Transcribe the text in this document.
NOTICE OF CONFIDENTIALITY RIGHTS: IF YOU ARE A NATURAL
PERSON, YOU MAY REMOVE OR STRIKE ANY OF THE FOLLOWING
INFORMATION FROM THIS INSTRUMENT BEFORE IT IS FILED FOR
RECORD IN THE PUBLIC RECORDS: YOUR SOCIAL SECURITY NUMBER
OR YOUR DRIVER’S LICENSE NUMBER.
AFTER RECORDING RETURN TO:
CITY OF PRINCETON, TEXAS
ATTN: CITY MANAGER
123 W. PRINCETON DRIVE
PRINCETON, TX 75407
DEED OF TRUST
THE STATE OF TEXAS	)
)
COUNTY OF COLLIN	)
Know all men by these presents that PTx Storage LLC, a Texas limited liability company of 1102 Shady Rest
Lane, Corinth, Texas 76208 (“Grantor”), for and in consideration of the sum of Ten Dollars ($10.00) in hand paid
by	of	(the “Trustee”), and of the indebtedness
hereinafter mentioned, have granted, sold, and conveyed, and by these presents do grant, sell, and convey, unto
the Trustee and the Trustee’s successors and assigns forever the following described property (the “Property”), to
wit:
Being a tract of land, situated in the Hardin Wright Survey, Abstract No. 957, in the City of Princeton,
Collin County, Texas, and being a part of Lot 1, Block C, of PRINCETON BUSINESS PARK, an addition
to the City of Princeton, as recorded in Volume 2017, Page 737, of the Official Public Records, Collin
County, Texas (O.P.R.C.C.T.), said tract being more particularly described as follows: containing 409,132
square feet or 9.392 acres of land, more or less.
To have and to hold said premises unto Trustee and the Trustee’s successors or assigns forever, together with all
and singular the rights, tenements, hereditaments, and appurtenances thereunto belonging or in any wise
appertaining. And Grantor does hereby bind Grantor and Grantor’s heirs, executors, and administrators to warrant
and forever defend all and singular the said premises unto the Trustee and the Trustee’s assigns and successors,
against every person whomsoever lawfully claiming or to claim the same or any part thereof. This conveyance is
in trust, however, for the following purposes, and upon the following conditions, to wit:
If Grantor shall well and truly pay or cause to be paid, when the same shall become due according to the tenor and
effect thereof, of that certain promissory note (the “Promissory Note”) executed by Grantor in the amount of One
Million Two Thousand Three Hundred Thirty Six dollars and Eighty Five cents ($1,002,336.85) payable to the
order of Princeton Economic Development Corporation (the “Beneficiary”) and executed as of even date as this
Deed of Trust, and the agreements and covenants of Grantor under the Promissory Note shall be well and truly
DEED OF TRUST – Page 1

■ WORK TO BE COMPLETED ■
Copy the material above verbatim.

■ WRITTEN RESPONSE ■
Transcribe the text in this document.
NOTICE OF CONFIDENTIALITY RIGHTS: IF YOU ARE A NATURAL
PERSON, YOU MAY REMOVE OR STRIKE ANY OF THE FOLLOWING
INFORMATION FROM THIS INSTRUMENT BEFORE IT IS FILED FOR
RECORD IN THE PUBLIC RECORDS: YOUR SOCIAL SECURITY NUMBER
OR YOUR DRIVER’S LICENSE NUMBER.
AFTER RECORDING RETURN TO:
CITY OF PRINCETON, TEXAS
ATTN: CITY MANAGER
123 W. PRINCETON DRIVE
PRINCETON, TX 75407
DEED OF TRUST
THE STATE OF TEXAS	)
)
COUNTY OF COLLIN	)
Know all men by these presents that PTx Storage LLC, a Texas limited liability company of 1102 Shady Rest
Lane, Corinth, Texas 76208 (“Grantor”), for and in consideration of the sum of Ten Dollars ($10.00) in hand paid
by	of	(the “Trustee”), and of the indebtedness
hereinafter mentioned, have granted, sold, and conveyed, and by these presents do grant, sell, and convey, unto
the Trustee and the Trustee’s successors and assigns forever the following described property (the “Property”), to
wit:
Being a tract of land, situated in the Hardin Wright Survey, Abstract No. 957, in the City of Princeton,
Collin County, Texas, and being a part of Lot 1, Block C, of PRINCETON BUSINESS PARK, an addition
to the City of Princeton, as recorded in Volume 2017, Page 737, of the Official Public Records, Collin
County, Texas (O.P.R.C.C.T.), said tract being more particularly described as follows: containing 409,132
square feet or 9.392 acres of land, more or less.
To have and to hold said premises unto Trustee and the Trustee’s successors or assigns forever, together with all
and singular the rights, tenements, hereditaments, and appurtenances thereunto belonging or in any wise
appertaining. And Grantor does hereby bind Grantor and Grantor’s heirs, executors, and administrators to warrant
and forever defend all and singular the said premises unto the Trustee and the Trustee’s assigns and successors,
against every person whomsoever lawfully claiming or to claim the same or any part thereof. This conveyance is
in trust, however, for the following purposes, and upon the following conditions, to wit:
If Grantor shall well and truly pay or cause to be paid, when the same shall become due according to the tenor and
effect thereof, of that certain promissory note (the “Promissory Note”) executed by Grantor in the amount of One
Million Two Thousand Three Hundred Thirty Six dollars and Eighty Five cents ($1,002,336.85) payable to the
order of Princeton Economic Development Corporation (the “Beneficiary”) and executed as of even date as this
Deed of Trust, and the agreements and covenants of Grantor under the Promissory Note shall be well and truly
DEED OF TRUST – Page 1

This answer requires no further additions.